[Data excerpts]
** begin **
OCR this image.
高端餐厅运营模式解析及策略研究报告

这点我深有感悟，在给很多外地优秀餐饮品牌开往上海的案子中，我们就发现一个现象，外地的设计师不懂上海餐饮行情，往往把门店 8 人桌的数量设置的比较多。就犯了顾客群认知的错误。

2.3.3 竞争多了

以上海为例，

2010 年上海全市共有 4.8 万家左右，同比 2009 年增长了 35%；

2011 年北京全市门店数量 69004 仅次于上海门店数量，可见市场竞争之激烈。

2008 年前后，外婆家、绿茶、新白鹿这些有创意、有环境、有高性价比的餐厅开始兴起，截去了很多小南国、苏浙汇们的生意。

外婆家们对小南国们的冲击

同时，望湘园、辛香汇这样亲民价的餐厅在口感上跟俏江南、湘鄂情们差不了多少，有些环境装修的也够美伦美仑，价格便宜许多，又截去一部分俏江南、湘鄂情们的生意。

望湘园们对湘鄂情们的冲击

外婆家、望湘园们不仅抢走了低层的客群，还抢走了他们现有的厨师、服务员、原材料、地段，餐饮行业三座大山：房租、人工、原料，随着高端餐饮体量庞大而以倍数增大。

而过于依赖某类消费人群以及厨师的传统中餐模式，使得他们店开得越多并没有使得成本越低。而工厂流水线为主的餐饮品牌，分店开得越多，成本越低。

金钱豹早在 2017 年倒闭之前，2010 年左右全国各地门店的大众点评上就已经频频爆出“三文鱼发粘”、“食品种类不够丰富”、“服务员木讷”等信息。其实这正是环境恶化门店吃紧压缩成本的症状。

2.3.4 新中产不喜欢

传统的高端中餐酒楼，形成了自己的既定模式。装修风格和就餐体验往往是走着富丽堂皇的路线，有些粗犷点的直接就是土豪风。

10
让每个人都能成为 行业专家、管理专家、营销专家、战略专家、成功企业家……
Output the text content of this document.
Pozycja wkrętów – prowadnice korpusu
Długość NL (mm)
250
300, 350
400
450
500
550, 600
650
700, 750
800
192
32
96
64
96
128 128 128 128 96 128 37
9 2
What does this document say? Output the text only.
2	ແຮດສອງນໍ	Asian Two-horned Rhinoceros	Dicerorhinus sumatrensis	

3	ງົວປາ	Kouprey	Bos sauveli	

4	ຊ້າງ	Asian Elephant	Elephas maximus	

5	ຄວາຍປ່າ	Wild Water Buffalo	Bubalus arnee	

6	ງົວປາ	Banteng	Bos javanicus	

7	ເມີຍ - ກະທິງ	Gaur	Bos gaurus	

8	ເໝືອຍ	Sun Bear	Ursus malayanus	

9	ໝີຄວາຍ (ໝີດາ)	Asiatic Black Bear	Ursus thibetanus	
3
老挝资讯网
** end **
** begin **
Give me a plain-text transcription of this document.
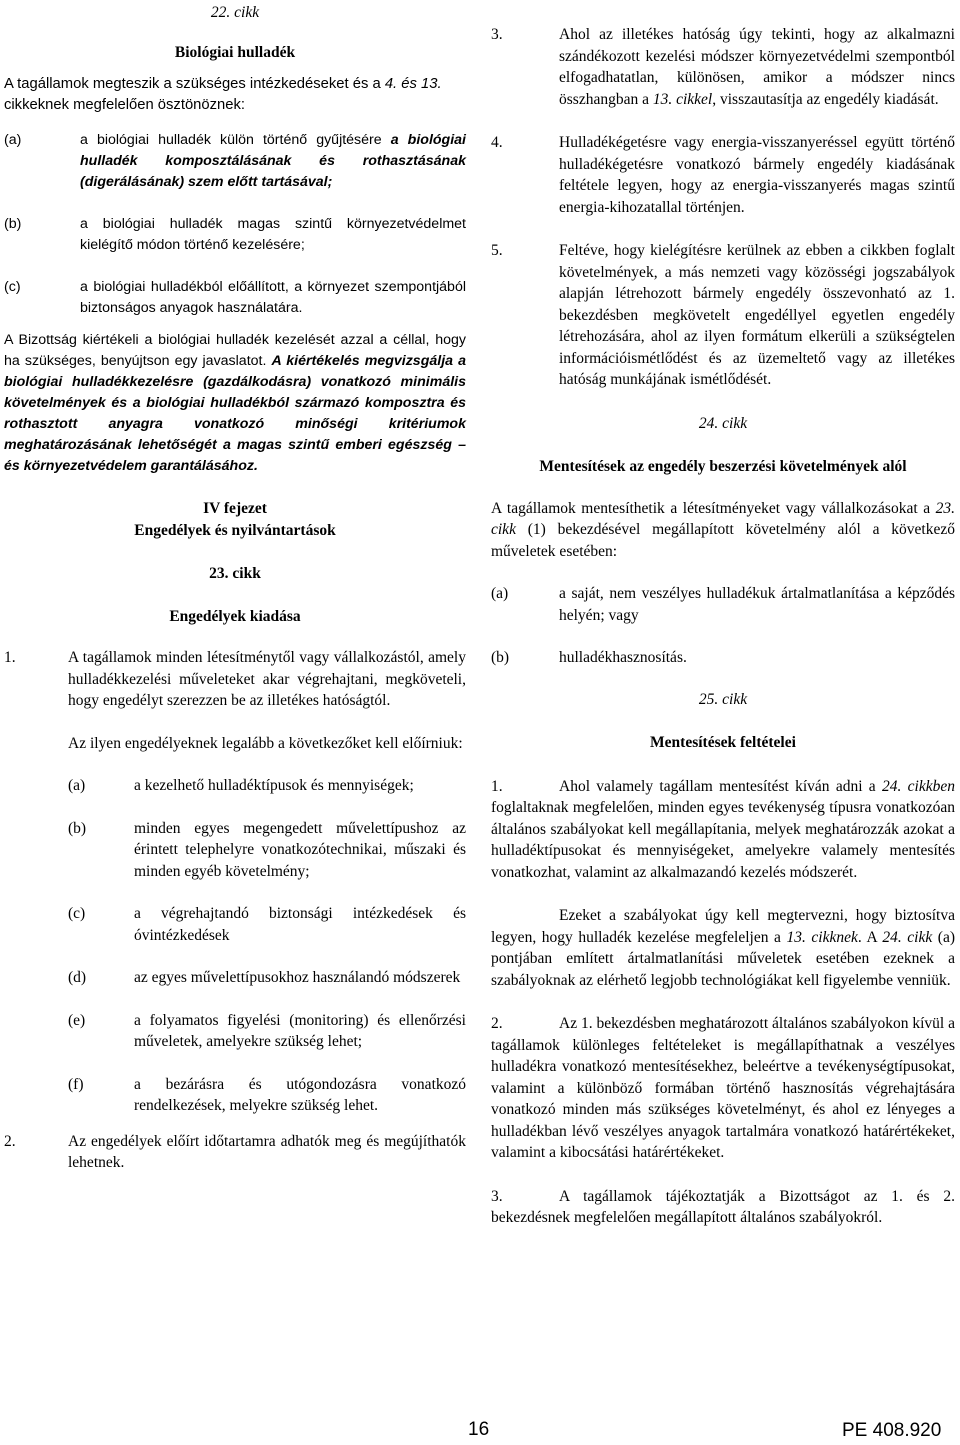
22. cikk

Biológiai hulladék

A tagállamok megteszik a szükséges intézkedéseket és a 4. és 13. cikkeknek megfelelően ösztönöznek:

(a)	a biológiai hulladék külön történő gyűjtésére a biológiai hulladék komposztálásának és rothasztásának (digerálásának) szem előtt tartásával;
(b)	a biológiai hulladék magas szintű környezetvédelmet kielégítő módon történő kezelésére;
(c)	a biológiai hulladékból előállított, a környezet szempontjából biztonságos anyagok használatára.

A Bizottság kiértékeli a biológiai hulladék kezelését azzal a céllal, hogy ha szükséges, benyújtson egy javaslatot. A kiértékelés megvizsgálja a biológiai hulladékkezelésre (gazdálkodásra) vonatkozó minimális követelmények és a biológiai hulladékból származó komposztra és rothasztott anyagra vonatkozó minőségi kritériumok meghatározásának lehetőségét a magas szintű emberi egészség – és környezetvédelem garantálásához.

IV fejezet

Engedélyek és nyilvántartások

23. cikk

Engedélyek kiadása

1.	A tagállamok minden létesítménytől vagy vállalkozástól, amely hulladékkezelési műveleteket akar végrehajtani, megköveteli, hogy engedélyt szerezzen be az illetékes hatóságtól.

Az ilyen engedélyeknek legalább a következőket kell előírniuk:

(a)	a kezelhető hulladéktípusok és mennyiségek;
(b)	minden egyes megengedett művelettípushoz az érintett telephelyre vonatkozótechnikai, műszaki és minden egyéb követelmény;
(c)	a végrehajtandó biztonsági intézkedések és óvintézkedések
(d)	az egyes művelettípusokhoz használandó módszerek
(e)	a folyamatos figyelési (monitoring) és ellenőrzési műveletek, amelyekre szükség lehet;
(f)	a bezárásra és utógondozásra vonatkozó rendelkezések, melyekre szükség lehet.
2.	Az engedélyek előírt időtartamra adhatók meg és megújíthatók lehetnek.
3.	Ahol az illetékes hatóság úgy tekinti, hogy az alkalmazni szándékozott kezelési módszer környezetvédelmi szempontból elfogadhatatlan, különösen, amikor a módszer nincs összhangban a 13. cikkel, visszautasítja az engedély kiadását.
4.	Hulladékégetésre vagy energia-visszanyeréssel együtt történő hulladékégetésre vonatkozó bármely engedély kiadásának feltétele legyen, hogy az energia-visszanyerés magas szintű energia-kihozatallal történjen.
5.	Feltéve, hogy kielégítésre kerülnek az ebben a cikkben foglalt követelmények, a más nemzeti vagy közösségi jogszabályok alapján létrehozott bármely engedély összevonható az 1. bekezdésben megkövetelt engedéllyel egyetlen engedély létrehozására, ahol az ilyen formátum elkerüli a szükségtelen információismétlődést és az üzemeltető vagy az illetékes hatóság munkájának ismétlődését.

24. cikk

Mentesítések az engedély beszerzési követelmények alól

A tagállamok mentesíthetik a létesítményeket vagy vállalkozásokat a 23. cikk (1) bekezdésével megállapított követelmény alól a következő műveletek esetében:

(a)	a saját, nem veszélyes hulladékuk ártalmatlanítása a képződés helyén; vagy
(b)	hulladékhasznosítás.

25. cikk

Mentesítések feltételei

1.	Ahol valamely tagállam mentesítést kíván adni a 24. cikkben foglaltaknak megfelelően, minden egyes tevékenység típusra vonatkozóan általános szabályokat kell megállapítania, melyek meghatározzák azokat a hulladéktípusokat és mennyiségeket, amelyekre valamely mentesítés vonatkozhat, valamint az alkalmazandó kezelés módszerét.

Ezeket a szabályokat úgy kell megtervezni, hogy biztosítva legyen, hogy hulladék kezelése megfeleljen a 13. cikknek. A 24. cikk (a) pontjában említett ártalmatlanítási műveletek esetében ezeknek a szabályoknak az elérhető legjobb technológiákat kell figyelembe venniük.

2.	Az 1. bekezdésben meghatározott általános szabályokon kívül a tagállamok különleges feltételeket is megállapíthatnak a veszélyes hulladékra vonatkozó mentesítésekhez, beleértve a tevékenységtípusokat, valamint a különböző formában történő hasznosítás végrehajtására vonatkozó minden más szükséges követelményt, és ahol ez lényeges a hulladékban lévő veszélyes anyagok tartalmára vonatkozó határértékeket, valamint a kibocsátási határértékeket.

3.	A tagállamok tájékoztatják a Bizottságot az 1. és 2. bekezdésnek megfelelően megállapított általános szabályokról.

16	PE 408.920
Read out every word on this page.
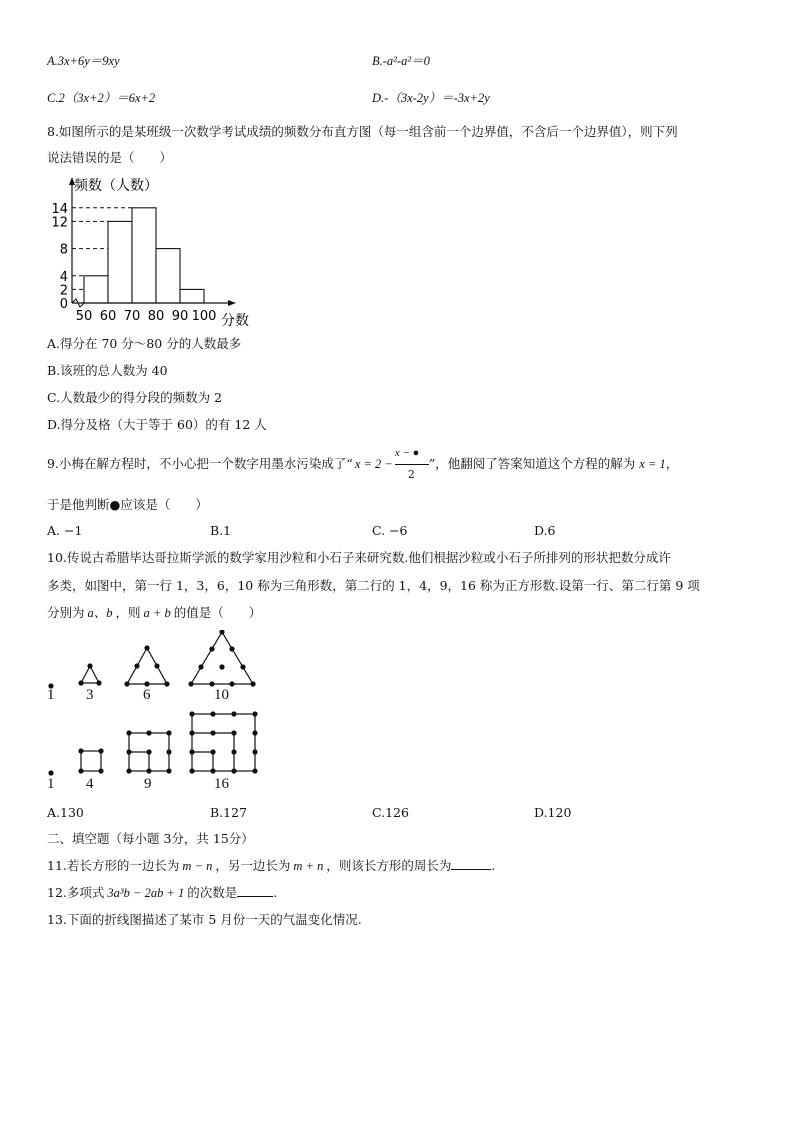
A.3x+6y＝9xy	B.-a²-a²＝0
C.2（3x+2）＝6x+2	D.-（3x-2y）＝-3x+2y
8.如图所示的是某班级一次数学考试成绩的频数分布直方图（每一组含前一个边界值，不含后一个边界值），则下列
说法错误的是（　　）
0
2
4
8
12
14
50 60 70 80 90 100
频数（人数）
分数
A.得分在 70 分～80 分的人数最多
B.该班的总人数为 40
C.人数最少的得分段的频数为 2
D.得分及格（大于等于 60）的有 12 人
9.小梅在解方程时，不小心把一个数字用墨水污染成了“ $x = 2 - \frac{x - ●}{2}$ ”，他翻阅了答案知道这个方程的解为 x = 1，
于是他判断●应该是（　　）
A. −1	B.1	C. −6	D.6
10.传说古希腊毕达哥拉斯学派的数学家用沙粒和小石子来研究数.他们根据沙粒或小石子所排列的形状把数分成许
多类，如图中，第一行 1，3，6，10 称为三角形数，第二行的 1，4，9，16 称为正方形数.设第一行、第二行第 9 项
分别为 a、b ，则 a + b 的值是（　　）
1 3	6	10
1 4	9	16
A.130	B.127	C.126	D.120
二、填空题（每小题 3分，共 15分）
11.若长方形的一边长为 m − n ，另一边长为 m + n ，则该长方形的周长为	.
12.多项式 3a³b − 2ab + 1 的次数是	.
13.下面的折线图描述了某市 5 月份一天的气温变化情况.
** end **
Select every line in the records above that contains the word "document".

*FINISHED ANSWER*
Output the text content of this document.
What does this document say? Output the text only.
Give me a plain-text transcription of this document.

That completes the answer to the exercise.